• _Problem to solve_: Return all lines with the word "when" in them.

• _Items_:
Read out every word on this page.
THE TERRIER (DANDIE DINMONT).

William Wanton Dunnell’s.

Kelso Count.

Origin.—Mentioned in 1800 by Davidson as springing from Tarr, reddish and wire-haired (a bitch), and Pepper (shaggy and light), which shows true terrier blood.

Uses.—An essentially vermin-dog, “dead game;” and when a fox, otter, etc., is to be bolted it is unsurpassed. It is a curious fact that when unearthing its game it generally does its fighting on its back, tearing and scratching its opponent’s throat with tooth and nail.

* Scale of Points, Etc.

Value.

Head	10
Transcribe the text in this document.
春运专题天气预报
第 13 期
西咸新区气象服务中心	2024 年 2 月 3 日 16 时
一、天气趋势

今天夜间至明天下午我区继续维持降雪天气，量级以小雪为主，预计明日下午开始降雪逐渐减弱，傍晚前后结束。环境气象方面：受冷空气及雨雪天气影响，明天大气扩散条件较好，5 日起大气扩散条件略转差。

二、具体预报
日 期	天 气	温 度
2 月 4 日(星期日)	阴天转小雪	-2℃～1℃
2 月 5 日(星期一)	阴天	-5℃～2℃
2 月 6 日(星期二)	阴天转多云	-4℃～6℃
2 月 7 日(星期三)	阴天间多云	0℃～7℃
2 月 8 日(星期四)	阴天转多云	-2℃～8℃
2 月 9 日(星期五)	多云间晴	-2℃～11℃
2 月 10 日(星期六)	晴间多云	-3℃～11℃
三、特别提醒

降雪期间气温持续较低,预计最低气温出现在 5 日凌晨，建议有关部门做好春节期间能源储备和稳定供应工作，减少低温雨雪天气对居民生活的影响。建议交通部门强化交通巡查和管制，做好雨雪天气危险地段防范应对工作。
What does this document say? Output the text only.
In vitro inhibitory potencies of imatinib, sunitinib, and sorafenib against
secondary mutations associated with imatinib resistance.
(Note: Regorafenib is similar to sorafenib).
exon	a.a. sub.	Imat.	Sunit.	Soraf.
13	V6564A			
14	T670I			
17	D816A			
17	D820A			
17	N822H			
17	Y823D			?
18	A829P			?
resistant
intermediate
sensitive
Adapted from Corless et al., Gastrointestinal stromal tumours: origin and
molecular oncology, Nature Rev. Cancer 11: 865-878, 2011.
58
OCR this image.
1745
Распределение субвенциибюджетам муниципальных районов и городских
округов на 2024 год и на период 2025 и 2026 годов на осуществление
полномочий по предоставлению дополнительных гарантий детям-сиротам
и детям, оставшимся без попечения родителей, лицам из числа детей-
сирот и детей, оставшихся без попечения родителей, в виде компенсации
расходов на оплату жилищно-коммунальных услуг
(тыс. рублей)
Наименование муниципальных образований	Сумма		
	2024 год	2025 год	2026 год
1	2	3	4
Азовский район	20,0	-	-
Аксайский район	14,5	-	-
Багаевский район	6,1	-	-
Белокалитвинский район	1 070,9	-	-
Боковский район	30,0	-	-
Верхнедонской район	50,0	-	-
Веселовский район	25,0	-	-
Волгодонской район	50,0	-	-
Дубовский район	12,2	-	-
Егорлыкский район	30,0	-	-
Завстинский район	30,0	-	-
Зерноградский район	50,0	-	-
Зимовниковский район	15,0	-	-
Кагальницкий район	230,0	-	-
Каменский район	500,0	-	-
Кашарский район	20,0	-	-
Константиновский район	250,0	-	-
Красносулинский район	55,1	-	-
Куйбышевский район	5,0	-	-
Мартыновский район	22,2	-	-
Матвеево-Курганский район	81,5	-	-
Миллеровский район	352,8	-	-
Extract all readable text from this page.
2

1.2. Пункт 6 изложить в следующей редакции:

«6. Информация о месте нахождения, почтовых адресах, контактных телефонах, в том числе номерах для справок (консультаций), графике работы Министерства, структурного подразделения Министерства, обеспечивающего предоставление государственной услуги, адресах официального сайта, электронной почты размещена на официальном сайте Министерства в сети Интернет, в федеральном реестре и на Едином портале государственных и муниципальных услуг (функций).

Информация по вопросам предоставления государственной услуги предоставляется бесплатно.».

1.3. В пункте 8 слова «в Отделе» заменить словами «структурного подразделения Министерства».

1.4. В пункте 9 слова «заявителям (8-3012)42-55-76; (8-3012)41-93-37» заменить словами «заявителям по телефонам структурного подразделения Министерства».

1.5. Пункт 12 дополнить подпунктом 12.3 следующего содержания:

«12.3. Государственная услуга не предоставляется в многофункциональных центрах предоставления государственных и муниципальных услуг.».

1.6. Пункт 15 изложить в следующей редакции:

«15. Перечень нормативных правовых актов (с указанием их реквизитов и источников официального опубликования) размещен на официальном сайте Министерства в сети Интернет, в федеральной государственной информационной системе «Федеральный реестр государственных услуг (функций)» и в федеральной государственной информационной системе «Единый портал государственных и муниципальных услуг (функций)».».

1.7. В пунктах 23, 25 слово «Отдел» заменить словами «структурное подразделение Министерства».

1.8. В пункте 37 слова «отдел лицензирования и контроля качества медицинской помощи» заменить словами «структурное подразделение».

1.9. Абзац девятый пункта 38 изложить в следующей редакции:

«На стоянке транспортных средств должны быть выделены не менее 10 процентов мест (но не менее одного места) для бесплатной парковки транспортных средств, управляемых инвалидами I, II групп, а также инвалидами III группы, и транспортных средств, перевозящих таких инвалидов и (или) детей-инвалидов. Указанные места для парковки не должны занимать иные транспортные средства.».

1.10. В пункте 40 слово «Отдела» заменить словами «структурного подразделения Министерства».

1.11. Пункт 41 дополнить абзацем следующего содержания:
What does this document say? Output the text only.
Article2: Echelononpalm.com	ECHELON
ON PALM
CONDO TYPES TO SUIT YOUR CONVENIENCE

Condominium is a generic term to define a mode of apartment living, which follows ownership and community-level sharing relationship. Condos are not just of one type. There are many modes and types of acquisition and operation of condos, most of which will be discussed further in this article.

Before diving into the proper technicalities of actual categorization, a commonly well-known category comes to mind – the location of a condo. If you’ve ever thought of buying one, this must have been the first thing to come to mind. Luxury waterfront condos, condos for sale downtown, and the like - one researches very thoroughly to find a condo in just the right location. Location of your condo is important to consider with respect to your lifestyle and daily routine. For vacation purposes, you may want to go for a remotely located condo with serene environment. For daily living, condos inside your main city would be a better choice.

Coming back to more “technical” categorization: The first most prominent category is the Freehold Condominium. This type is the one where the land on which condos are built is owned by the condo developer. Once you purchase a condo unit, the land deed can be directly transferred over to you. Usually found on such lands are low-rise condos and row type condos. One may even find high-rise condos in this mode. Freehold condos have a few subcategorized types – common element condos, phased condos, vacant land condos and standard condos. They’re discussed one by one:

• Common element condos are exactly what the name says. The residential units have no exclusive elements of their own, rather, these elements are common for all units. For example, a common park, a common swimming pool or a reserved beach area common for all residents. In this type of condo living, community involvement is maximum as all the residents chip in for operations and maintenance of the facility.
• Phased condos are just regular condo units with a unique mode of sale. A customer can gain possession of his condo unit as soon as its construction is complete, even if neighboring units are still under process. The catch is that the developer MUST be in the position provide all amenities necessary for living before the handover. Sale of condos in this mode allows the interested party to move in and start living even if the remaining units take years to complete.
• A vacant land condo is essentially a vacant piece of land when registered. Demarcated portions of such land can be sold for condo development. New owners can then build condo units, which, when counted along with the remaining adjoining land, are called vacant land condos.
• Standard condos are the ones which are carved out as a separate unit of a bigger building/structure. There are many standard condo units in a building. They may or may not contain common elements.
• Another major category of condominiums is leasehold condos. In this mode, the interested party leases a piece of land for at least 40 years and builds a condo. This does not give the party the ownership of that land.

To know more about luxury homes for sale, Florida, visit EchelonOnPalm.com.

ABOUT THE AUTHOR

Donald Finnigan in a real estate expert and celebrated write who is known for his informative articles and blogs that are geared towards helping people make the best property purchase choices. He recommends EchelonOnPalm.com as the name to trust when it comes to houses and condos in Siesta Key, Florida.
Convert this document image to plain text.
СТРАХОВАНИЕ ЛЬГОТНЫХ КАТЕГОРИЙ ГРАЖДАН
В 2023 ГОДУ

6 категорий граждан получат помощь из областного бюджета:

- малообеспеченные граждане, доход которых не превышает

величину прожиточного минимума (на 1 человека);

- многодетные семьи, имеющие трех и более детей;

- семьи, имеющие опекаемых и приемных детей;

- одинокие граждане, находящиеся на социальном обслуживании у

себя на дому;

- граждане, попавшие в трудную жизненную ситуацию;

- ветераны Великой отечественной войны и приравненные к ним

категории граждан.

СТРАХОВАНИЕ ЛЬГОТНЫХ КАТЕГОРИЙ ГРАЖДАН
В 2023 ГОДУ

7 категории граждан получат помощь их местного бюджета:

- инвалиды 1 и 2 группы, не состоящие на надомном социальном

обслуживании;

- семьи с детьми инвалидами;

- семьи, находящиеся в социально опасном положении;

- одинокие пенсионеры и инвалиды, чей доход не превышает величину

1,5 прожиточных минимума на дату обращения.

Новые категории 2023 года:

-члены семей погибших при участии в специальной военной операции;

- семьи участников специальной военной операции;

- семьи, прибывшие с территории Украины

• _Solution to the problem_:
Uses.—An essentially vermin-dog, “dead game;” and when a fox, otter, etc., is to be bolted it is unsurpassed. It is a curious fact that when unearthing its game it generally does its fighting on its back, tearing and scratching its opponent’s throat with tooth and nail.
• A vacant land condo is essentially a vacant piece of land when registered. Demarcated portions of such land can be sold for condo development. New owners can then build condo units, which, when counted along with the remaining adjoining land, are called vacant land condos.
Donald Finnigan in a real estate expert and celebrated write who is known for his informative articles and blogs that are geared towards helping people make the best property purchase choices. He recommends EchelonOnPalm.com as the name to trust when it comes to houses and condos in Siesta Key, Florida.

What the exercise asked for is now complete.